Records:
------------------------------------------------------------

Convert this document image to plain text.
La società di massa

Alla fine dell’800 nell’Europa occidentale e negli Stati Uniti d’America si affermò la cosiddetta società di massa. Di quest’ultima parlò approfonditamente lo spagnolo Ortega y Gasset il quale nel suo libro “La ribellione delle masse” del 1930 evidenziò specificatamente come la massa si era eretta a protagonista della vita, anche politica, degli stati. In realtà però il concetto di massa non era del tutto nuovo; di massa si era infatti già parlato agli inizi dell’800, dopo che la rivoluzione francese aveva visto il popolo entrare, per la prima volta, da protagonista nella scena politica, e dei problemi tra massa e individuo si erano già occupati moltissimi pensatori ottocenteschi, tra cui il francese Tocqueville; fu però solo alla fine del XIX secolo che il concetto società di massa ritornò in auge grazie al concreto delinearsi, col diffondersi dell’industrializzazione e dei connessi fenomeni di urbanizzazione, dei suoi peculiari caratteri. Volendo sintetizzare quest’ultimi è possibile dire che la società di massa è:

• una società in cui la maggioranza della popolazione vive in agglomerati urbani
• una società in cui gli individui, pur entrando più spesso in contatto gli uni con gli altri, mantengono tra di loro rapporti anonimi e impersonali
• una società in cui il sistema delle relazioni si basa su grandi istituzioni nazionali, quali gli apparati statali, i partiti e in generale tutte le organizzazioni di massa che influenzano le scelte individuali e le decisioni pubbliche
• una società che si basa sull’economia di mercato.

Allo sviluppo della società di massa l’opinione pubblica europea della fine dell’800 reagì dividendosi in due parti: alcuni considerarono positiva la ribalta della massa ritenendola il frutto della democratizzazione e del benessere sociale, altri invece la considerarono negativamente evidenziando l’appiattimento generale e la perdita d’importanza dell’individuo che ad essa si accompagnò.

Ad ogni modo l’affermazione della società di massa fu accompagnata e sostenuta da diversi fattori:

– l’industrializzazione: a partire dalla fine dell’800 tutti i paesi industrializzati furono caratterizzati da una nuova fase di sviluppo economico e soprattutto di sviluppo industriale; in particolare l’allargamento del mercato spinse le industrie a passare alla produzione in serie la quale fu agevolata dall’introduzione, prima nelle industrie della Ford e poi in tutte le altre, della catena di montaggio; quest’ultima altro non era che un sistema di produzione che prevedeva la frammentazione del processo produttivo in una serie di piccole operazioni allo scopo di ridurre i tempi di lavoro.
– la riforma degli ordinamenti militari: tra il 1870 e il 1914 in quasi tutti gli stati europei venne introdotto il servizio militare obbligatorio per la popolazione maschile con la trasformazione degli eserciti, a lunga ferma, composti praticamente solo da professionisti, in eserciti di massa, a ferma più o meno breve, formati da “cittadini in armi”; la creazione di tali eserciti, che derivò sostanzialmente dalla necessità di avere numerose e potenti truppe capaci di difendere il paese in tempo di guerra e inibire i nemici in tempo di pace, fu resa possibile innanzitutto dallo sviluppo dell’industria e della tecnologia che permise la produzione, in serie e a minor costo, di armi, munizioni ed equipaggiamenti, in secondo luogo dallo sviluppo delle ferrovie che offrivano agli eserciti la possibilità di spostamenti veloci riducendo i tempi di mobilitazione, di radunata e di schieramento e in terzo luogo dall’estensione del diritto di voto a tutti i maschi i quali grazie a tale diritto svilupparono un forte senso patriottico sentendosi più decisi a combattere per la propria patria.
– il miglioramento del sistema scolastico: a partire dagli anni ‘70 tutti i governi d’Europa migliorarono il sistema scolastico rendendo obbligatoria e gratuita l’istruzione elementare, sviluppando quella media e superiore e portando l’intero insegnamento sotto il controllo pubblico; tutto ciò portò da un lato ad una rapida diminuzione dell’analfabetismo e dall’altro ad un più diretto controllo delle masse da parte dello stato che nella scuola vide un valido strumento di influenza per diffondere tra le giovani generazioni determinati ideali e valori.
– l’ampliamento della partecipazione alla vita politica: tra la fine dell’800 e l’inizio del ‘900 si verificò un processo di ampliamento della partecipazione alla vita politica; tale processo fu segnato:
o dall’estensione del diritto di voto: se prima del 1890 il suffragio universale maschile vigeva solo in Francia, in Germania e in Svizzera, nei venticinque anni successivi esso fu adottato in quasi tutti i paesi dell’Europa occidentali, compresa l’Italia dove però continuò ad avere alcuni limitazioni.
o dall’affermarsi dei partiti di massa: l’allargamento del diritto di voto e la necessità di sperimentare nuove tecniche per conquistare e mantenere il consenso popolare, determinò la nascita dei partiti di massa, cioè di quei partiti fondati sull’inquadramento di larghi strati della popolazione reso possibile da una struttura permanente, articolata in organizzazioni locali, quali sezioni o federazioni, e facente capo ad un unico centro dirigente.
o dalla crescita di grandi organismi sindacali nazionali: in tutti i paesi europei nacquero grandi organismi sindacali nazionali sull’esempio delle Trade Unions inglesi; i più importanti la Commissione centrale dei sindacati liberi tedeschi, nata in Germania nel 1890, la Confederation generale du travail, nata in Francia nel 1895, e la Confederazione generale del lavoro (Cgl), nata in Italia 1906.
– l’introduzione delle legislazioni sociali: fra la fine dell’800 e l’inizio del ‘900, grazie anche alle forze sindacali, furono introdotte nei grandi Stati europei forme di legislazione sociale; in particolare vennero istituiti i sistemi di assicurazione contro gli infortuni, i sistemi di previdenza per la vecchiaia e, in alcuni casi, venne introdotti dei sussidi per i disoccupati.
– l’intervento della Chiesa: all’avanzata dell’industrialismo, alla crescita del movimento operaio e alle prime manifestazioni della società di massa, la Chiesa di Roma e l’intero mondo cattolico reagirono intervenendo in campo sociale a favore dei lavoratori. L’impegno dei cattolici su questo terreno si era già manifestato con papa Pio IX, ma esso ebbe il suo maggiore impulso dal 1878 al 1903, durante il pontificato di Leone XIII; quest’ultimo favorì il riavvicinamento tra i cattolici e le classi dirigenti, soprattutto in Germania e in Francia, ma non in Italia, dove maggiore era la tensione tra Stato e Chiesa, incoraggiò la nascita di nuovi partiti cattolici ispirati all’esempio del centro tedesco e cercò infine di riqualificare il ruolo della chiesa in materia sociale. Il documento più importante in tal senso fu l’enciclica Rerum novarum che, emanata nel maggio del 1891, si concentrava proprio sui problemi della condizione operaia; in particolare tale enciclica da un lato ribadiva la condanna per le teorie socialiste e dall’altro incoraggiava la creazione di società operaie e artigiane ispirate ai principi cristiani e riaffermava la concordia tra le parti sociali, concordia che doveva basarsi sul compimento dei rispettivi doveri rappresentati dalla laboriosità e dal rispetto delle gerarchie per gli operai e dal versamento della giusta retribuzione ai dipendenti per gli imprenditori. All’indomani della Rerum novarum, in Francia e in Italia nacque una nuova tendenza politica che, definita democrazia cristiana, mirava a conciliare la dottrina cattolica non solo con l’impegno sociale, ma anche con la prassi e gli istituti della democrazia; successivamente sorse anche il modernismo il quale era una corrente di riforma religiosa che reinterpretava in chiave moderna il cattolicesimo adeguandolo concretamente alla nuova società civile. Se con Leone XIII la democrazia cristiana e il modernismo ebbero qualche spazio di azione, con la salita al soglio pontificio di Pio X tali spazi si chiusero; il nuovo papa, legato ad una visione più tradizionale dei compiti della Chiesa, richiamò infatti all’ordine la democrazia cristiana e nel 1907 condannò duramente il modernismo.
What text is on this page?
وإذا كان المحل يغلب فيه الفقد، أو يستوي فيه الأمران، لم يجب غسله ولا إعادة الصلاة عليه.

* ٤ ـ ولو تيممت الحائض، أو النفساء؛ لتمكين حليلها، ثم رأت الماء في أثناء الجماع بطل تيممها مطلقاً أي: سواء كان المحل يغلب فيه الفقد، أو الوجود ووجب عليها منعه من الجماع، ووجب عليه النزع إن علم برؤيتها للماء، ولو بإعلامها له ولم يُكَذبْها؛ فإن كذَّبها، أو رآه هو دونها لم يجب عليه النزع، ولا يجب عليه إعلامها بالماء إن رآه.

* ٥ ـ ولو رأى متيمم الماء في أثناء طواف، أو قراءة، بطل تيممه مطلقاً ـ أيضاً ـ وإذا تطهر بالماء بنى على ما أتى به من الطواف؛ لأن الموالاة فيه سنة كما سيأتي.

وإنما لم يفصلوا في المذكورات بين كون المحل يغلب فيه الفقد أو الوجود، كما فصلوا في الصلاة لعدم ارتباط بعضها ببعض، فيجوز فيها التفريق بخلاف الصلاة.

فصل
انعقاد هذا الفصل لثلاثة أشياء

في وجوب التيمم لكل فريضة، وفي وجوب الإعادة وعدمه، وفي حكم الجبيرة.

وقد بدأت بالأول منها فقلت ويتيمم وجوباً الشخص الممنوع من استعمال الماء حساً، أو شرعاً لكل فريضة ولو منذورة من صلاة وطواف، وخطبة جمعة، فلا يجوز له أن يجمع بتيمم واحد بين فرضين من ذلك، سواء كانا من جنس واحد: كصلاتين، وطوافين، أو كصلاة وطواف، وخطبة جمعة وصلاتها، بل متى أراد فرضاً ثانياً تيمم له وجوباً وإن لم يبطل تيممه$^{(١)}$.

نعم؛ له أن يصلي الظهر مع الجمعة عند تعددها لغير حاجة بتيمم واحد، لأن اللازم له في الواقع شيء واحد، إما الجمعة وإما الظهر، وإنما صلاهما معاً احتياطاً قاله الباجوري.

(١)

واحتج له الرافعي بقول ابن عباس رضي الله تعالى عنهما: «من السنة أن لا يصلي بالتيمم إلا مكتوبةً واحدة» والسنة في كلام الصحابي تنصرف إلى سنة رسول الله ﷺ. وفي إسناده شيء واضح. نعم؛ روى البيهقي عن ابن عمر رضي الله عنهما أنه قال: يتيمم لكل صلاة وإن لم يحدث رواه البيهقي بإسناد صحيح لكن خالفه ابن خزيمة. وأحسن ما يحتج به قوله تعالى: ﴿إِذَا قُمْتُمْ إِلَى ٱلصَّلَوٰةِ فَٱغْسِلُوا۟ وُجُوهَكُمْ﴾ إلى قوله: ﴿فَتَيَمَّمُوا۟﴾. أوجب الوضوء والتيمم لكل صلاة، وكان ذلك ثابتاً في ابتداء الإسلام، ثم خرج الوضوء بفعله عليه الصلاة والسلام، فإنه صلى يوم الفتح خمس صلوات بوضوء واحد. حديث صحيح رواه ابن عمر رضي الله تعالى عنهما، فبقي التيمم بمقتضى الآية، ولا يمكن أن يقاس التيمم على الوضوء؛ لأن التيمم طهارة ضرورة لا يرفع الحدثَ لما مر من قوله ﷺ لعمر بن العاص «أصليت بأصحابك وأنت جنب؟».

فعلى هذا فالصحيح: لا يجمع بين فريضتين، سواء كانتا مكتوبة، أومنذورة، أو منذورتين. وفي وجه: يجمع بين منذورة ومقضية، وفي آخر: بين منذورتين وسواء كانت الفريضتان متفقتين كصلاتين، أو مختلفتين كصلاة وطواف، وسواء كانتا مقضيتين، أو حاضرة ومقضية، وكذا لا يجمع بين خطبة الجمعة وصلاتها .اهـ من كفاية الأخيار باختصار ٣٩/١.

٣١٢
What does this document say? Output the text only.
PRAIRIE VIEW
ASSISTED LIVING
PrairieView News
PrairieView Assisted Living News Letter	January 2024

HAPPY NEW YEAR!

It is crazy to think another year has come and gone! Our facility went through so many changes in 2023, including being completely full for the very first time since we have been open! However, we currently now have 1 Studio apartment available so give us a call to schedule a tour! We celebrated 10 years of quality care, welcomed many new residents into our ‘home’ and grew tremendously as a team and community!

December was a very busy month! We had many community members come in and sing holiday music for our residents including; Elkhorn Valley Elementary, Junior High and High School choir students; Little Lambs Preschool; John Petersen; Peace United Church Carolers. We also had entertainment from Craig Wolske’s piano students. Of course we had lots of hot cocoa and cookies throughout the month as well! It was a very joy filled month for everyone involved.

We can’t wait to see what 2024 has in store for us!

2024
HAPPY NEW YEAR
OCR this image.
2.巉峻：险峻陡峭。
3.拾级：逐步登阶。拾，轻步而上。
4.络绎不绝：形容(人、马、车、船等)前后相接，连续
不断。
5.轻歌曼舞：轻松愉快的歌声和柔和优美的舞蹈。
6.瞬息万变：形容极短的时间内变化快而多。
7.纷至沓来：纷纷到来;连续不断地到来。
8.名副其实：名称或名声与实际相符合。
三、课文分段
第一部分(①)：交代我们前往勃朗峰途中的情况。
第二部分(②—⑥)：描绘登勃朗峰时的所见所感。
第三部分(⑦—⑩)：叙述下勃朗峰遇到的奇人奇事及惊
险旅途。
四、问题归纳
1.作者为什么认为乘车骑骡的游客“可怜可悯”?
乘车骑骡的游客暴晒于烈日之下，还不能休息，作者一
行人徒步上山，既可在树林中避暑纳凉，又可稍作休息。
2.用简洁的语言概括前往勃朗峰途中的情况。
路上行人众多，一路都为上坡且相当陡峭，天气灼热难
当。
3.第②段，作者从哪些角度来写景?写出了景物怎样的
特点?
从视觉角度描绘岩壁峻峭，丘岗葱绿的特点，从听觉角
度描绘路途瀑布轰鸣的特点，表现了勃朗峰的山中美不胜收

------------------------------------------------------------

Find "mercato". Copy every line it occurs in.

• una società che si basa sull’economia di mercato.
– l’industrializzazione: a partire dalla fine dell’800 tutti i paesi industrializzati furono caratterizzati da una nuova fase di sviluppo economico e soprattutto di sviluppo industriale; in particolare l’allargamento del mercato spinse le industrie a passare alla produzione in serie la quale fu agevolata dall’introduzione, prima nelle industrie della Ford e poi in tutte le altre, della catena di montaggio; quest’ultima altro non era che un sistema di produzione che prevedeva la frammentazione del processo produttivo in una serie di piccole operazioni allo scopo di ridurre i tempi di lavoro.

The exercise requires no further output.